Task description = Search the records for the string "cánceres", and show each line where it appears.

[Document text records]
◆ ◆ ◆ ◆ ◆
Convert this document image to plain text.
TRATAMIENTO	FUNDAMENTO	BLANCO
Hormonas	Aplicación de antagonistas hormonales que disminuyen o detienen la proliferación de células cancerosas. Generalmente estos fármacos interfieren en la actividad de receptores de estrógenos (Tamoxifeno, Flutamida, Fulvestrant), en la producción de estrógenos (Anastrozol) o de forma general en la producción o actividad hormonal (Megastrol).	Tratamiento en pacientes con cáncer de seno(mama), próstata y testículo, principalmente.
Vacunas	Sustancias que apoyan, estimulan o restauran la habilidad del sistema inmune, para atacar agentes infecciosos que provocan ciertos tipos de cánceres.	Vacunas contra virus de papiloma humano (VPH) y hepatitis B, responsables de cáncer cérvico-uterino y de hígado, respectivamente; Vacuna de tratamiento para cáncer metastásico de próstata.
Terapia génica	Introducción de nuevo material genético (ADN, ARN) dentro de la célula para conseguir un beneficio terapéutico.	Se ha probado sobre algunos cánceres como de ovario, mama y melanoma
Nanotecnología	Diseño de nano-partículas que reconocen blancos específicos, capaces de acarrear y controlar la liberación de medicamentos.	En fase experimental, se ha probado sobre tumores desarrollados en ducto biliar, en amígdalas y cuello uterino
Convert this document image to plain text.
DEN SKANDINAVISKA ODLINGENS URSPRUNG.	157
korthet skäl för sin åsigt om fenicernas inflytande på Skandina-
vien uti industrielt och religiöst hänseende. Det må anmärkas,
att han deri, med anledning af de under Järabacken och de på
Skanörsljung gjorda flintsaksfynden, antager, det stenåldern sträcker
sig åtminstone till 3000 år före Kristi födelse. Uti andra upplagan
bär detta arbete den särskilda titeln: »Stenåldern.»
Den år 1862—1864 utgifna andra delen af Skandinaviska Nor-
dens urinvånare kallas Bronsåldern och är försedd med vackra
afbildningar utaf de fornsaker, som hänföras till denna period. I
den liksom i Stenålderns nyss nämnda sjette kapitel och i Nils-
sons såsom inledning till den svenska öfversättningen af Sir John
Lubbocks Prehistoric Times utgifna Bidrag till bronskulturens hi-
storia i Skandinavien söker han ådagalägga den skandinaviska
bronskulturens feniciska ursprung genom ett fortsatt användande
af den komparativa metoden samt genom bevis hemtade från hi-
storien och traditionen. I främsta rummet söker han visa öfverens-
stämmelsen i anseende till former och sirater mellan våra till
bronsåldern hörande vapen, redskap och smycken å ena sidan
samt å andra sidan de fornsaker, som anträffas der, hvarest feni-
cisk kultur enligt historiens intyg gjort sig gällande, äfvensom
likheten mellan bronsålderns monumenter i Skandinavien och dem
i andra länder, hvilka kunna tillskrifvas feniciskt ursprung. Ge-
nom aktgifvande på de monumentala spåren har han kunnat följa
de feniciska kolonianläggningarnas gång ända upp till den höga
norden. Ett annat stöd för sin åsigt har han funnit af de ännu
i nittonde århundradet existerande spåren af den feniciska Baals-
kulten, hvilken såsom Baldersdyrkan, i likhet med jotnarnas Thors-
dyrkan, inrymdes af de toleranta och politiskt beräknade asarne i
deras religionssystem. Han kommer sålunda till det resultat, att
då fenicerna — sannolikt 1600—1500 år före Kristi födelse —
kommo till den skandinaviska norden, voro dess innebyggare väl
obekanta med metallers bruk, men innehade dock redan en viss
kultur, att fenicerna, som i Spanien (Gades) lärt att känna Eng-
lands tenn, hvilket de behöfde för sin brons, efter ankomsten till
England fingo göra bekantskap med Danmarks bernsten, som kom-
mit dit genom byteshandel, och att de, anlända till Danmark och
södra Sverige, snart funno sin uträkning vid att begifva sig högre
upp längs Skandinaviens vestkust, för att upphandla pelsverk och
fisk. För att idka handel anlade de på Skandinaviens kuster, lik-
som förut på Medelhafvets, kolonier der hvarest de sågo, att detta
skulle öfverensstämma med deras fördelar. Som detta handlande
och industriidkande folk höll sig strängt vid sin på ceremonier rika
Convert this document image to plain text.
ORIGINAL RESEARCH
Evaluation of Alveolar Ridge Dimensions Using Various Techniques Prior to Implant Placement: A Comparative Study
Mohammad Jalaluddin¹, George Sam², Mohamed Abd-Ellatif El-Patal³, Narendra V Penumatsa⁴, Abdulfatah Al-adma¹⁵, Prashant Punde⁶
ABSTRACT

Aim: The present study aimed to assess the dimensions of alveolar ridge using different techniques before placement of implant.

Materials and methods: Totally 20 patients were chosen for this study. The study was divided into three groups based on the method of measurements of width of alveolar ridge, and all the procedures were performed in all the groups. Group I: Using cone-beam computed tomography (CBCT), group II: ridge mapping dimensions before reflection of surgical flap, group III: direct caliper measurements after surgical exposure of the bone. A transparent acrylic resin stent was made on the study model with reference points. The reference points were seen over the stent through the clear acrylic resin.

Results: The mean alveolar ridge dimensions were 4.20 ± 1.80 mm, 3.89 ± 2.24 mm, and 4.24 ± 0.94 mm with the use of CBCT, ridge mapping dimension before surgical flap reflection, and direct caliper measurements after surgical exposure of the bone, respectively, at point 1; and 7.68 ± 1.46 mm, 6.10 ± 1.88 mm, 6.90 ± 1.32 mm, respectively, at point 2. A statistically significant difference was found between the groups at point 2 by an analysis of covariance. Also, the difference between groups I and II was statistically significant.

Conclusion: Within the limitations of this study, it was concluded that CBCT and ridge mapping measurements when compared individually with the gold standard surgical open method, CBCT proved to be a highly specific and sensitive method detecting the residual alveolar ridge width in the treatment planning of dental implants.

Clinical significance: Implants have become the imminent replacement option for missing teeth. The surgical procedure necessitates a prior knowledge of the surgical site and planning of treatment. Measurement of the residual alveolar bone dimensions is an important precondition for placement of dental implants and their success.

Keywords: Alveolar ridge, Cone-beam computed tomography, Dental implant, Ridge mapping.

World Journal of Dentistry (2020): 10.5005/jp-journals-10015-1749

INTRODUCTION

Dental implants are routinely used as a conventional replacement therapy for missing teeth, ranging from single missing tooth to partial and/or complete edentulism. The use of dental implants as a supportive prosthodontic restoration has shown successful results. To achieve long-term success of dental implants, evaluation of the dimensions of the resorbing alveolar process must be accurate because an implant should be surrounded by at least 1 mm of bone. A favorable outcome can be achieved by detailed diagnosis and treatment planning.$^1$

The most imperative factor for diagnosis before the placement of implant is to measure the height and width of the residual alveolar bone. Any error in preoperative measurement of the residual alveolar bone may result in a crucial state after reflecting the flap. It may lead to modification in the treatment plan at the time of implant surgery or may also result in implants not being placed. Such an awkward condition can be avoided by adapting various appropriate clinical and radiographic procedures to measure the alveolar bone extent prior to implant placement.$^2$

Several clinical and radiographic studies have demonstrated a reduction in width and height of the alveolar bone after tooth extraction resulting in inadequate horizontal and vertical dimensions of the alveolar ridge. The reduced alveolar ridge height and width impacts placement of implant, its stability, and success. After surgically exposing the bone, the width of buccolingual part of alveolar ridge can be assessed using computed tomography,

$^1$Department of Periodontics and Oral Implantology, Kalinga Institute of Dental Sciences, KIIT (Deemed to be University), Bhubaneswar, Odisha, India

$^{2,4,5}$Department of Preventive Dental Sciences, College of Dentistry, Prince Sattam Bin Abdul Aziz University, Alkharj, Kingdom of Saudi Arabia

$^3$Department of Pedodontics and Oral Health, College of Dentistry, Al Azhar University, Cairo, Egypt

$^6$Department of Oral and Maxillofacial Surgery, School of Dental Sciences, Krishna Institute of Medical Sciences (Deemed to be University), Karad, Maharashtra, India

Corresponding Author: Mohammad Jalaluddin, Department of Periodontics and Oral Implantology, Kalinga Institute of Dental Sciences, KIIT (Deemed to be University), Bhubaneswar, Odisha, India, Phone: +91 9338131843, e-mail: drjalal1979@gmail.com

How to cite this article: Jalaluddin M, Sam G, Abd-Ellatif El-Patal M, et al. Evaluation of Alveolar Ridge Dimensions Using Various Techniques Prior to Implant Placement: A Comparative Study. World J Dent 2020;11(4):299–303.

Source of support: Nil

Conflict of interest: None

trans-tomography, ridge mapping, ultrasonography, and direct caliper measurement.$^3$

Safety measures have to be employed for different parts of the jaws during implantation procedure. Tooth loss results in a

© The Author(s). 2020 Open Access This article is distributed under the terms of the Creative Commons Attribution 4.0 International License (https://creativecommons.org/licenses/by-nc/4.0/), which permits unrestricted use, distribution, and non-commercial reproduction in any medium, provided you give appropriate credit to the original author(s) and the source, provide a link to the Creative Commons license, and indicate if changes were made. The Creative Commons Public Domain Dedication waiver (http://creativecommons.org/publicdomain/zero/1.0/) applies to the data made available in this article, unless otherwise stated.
◆ ◆ ◆ ◆ ◆
Response below =
Vacunas	Sustancias que apoyan, estimulan o restauran la habilidad del sistema inmune, para atacar agentes infecciosos que provocan ciertos tipos de cánceres.	Vacunas contra virus de papiloma humano (VPH) y hepatitis B, responsables de cáncer cérvico-uterino y de hígado, respectivamente; Vacuna de tratamiento para cáncer metastásico de próstata.
Terapia génica	Introducción de nuevo material genético (ADN, ARN) dentro de la célula para conseguir un beneficio terapéutico.	Se ha probado sobre algunos cánceres como de ovario, mama y melanoma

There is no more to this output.